EXERCISE TASK:
Copy each line with the word "ffffff" in it.

LISTED ENTRIES:
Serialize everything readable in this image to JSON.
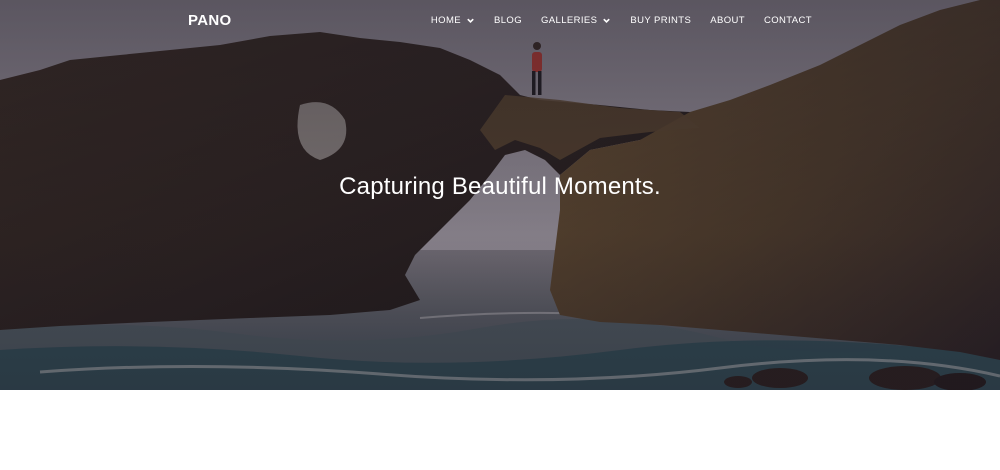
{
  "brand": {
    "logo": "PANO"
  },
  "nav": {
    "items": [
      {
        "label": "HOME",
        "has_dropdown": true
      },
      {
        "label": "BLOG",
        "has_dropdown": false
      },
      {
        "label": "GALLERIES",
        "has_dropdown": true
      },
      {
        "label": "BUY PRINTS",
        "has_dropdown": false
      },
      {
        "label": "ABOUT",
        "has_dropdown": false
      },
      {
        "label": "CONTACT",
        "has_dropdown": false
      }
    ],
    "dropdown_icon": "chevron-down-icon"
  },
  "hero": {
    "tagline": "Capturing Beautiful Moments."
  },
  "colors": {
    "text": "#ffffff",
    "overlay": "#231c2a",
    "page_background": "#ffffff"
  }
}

FINISHED ANSWER:
    "text": "#ffffff",
    "page_background": "#ffffff"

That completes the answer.